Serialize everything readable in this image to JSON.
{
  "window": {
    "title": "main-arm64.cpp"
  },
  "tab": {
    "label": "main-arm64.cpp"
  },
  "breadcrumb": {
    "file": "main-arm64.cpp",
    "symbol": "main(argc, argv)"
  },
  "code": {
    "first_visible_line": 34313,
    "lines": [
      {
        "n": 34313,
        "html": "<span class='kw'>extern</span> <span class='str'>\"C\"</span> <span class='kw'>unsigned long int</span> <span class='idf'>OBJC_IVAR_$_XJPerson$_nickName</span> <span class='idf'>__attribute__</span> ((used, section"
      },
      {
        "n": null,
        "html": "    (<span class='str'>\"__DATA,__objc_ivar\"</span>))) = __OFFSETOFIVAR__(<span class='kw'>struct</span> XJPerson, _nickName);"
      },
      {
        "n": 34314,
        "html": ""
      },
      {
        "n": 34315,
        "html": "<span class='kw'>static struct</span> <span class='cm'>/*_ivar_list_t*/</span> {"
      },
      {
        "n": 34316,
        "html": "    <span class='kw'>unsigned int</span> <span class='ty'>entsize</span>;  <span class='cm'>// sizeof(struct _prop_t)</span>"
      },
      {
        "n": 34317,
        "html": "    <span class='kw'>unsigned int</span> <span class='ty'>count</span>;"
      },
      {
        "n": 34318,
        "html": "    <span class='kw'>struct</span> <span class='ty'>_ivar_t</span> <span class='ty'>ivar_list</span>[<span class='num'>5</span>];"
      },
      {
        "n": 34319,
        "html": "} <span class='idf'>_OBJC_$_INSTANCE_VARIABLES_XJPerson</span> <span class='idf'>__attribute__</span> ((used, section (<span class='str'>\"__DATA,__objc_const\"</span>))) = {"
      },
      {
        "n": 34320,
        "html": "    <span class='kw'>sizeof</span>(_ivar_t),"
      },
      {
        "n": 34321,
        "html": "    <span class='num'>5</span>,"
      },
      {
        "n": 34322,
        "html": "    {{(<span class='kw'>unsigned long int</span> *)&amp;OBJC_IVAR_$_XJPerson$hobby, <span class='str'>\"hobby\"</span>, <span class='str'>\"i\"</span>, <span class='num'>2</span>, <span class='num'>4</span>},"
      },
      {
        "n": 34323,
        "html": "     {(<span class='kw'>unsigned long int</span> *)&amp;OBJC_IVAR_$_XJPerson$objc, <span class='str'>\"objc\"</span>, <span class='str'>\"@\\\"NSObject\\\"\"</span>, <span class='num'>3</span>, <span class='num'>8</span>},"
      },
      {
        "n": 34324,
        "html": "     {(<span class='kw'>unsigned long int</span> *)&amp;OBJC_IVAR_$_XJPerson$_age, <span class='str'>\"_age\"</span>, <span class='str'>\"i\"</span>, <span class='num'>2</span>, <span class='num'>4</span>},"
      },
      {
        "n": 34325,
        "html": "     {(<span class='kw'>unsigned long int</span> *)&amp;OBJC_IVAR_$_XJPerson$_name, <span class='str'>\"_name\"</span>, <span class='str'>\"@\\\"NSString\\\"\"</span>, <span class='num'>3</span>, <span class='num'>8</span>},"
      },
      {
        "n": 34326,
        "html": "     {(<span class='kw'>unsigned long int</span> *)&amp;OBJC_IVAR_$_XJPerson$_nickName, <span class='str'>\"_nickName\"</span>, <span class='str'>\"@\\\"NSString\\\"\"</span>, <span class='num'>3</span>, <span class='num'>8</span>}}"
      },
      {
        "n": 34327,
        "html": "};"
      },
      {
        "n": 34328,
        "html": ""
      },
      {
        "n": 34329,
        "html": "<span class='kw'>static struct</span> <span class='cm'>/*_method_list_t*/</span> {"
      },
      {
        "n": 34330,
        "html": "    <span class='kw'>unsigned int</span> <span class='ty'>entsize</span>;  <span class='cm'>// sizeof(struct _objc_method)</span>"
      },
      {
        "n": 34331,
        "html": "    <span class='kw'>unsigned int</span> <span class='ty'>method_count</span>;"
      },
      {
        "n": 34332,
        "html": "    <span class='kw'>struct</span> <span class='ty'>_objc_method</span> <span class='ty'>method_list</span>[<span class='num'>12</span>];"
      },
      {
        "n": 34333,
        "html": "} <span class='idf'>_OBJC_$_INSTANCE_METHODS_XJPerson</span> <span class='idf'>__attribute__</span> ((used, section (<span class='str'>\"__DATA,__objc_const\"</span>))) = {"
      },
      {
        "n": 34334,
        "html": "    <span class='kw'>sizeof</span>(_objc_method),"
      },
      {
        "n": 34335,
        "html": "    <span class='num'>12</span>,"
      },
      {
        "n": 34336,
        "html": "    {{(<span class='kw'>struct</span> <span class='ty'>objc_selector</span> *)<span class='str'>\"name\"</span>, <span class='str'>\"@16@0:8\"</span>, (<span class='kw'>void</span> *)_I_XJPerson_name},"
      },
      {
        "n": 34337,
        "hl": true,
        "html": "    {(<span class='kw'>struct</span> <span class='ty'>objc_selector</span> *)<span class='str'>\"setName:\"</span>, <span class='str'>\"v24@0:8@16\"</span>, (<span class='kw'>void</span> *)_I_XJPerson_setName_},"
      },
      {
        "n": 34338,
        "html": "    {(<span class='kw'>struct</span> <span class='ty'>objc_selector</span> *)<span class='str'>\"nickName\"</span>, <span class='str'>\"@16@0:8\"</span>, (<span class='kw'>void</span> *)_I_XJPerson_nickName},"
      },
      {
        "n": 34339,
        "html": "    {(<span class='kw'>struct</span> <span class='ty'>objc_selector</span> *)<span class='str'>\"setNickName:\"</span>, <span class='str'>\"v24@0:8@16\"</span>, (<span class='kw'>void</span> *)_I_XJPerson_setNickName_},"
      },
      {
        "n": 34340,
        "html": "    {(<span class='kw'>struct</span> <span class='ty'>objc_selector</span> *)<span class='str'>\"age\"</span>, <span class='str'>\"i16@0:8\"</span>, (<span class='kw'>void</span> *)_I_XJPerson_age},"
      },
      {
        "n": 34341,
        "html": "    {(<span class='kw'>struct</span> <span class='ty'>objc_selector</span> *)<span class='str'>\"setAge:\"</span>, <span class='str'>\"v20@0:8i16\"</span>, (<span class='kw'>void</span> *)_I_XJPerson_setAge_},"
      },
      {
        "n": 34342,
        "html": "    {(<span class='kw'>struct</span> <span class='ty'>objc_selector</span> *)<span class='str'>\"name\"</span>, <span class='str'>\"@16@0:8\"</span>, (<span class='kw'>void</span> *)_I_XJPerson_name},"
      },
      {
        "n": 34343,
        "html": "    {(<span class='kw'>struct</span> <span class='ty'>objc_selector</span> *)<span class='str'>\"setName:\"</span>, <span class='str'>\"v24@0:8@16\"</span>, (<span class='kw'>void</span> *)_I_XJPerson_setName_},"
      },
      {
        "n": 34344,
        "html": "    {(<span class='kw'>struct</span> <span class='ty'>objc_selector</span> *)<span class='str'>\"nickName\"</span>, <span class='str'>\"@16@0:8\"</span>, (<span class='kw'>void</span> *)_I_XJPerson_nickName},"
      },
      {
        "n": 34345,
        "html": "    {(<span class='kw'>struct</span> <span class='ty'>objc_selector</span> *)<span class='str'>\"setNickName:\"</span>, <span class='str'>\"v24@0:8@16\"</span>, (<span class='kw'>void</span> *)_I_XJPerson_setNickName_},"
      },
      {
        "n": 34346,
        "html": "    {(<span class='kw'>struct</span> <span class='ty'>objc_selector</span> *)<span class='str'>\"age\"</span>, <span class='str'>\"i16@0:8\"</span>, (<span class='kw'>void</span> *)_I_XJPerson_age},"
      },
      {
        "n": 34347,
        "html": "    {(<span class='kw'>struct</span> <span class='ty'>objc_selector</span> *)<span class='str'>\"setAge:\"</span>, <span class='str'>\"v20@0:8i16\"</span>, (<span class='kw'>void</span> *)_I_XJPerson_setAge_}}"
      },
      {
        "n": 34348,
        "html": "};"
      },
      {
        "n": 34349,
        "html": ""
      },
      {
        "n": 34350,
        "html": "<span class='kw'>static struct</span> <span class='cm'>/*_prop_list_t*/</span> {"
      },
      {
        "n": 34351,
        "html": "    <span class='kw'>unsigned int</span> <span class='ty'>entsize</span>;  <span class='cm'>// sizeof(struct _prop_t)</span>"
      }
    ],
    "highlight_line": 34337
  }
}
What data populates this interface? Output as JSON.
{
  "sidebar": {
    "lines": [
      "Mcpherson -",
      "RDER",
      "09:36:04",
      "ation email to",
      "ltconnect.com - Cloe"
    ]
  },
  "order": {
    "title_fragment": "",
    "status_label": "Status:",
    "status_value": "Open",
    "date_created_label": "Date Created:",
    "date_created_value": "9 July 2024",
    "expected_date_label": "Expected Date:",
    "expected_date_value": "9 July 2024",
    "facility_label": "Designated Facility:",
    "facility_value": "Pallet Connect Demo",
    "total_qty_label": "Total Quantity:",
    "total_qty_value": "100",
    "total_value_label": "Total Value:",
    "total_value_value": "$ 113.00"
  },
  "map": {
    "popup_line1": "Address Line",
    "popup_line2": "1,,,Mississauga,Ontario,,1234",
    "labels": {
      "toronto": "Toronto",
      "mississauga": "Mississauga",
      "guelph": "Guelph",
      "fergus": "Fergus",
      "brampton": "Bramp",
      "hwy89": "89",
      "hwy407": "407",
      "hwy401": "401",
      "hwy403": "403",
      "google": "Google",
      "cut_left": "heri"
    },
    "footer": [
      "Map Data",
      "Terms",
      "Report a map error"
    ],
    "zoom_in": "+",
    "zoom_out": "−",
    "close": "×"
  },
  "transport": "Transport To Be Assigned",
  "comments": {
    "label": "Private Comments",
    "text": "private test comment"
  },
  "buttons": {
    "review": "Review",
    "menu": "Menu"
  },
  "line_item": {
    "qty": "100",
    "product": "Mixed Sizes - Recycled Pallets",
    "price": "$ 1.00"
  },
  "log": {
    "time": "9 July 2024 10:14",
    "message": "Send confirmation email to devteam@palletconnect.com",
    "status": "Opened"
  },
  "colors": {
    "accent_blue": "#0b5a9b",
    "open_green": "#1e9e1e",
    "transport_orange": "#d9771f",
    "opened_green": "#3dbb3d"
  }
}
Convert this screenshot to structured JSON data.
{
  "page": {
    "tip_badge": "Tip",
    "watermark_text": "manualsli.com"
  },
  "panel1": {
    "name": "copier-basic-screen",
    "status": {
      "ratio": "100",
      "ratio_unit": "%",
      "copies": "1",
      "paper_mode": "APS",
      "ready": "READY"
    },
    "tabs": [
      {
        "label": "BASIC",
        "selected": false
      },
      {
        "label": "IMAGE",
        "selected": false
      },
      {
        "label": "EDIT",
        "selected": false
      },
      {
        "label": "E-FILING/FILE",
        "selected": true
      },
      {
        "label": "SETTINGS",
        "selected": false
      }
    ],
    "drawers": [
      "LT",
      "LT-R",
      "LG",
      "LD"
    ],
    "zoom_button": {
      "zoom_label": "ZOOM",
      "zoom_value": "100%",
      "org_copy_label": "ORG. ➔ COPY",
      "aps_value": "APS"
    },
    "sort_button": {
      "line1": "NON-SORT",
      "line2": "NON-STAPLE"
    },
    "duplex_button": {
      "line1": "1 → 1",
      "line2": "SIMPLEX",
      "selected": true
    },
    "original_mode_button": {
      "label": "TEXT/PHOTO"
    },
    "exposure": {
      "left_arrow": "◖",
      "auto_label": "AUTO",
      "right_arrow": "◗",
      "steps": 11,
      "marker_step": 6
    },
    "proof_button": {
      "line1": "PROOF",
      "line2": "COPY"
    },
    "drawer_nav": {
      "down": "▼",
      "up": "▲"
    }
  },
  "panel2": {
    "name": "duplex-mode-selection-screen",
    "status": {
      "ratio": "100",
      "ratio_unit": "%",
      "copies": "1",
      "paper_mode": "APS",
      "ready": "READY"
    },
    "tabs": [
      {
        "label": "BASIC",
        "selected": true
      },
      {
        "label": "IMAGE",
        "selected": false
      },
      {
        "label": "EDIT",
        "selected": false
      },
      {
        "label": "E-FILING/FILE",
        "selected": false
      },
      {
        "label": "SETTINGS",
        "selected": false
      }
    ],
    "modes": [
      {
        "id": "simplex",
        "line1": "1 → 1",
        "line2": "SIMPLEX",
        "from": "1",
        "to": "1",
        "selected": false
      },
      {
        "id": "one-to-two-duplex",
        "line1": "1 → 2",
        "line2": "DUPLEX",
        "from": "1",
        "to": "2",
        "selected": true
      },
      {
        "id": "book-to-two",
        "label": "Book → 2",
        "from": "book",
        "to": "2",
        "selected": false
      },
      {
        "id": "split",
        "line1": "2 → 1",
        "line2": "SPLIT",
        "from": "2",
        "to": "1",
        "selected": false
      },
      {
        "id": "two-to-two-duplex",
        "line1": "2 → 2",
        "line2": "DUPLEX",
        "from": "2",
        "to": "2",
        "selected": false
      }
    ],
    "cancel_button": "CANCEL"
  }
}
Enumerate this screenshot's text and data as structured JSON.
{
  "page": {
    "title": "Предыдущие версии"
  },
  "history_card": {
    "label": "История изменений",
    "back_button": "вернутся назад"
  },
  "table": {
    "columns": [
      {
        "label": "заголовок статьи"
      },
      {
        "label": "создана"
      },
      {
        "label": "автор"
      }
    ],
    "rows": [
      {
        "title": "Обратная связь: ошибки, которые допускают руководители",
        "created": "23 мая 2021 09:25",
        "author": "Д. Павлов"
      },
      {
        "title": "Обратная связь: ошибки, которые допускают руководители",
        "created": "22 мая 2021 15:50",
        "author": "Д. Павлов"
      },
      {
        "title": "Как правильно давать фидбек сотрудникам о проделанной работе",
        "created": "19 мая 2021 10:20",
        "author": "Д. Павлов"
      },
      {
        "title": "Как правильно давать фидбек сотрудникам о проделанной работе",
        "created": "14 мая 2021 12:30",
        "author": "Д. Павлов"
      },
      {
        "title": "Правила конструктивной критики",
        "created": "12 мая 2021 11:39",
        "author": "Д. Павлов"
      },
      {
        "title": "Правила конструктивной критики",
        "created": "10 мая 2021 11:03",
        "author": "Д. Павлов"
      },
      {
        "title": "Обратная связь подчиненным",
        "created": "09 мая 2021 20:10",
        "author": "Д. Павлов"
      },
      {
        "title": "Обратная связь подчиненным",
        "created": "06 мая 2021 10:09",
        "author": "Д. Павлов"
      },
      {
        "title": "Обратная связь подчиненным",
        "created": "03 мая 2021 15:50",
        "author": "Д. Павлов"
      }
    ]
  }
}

#####

Check all the records above and select each line where the string "main" is found.

    "title": "main-arm64.cpp"
    "label": "main-arm64.cpp"
    "file": "main-arm64.cpp",
    "symbol": "main(argc, argv)"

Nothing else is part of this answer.